Provided data ▸
--- BEGIN ---
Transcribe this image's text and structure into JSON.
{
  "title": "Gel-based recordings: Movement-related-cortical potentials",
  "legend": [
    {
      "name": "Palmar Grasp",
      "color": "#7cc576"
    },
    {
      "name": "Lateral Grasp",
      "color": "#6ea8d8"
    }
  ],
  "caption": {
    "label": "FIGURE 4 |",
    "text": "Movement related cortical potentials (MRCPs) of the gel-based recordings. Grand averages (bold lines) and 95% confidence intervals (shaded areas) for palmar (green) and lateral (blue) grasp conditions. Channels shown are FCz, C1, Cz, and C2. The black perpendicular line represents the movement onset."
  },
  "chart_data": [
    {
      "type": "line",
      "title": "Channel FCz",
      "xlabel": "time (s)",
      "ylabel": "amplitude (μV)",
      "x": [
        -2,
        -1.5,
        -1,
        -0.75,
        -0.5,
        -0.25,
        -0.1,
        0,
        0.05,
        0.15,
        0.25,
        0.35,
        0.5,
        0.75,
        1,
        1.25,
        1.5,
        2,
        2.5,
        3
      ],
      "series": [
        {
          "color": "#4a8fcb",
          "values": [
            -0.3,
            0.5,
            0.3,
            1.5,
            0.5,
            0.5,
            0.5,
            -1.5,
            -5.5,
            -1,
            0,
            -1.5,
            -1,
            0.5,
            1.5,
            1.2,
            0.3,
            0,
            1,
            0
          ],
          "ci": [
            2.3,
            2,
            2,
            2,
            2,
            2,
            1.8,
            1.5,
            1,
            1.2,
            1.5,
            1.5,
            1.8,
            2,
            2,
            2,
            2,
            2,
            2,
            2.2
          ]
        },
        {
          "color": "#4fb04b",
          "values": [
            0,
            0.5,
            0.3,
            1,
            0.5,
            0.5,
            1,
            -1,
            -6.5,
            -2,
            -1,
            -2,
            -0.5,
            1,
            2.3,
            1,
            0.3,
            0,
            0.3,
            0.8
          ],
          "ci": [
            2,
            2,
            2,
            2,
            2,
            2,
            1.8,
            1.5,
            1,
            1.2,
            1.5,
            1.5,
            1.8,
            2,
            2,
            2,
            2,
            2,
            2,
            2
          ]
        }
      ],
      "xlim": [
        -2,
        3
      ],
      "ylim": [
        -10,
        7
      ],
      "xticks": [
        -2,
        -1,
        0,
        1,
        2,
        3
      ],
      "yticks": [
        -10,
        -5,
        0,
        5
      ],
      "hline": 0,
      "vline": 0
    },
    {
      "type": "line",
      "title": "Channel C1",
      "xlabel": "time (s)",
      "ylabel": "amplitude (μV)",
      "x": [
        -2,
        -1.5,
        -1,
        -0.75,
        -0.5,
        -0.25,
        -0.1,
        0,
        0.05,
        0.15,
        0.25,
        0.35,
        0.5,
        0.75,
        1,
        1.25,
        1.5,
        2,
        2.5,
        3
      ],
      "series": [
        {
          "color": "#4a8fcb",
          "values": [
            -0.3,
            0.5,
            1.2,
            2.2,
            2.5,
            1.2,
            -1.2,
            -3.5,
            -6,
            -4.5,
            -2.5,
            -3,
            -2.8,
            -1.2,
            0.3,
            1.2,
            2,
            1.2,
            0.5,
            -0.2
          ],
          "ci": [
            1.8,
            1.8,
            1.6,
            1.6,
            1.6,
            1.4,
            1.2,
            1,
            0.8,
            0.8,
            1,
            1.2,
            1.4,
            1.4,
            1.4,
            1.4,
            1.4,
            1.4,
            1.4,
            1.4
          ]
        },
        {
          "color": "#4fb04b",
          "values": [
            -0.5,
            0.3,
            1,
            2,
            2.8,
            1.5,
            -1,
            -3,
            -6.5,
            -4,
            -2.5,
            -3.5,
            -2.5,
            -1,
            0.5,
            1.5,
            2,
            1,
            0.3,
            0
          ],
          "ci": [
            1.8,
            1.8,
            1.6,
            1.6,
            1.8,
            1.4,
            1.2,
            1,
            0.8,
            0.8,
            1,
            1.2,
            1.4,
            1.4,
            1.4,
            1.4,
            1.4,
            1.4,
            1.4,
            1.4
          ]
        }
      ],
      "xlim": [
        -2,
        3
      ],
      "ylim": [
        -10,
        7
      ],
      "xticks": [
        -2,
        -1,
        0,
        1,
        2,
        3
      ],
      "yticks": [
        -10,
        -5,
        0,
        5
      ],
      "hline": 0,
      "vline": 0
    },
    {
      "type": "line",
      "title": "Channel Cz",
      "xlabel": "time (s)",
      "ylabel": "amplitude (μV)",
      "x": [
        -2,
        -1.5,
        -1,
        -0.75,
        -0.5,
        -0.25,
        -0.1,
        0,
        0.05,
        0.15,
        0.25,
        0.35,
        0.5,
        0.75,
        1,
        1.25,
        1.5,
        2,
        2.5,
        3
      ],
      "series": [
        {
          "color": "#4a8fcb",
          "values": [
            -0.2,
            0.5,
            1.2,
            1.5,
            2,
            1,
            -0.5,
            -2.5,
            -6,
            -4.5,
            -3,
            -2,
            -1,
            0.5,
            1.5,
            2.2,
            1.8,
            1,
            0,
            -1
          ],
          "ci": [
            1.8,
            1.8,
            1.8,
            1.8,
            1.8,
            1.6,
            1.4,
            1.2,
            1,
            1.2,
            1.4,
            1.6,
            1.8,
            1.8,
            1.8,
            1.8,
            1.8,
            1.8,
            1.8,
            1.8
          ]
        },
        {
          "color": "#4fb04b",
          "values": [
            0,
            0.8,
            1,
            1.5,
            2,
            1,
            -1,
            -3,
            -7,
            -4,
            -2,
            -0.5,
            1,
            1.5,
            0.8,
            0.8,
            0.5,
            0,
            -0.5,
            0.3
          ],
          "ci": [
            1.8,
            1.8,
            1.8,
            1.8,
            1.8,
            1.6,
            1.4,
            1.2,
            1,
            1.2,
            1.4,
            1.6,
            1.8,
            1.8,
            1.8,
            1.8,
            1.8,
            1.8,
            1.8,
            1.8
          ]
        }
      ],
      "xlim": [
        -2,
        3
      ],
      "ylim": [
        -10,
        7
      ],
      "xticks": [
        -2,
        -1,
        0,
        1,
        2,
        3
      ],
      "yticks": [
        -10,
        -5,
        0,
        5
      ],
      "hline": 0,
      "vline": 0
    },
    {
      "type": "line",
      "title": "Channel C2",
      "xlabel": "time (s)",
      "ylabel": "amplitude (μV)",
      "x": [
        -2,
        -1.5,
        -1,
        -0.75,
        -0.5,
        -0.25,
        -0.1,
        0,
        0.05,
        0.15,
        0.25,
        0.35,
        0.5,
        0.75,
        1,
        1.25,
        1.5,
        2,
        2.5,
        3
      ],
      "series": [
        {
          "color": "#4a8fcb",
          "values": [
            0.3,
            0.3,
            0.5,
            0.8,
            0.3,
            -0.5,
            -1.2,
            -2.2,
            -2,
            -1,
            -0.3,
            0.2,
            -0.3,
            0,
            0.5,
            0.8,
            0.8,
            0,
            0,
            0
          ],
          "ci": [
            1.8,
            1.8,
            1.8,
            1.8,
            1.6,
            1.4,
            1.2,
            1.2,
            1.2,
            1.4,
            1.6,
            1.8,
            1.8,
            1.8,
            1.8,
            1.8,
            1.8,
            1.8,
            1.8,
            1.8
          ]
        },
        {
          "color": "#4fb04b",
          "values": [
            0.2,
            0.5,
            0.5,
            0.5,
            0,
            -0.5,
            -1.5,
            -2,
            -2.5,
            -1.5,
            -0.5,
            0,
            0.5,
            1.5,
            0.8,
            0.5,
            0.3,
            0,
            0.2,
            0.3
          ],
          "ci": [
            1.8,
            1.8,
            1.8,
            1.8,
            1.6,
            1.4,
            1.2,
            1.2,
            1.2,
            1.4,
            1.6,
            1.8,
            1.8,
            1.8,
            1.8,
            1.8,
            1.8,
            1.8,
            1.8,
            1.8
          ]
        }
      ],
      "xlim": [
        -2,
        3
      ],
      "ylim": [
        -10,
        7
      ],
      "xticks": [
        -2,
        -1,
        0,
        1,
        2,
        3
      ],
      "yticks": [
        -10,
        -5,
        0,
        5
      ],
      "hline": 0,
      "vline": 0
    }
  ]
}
--- END ---
Track down every line of the material containing the string "title", and copy it.

In response ▸
  "title": "Gel-based recordings: Movement-related-cortical potentials",
      "title": "Channel FCz",
      "title": "Channel C1",
      "title": "Channel Cz",
      "title": "Channel C2",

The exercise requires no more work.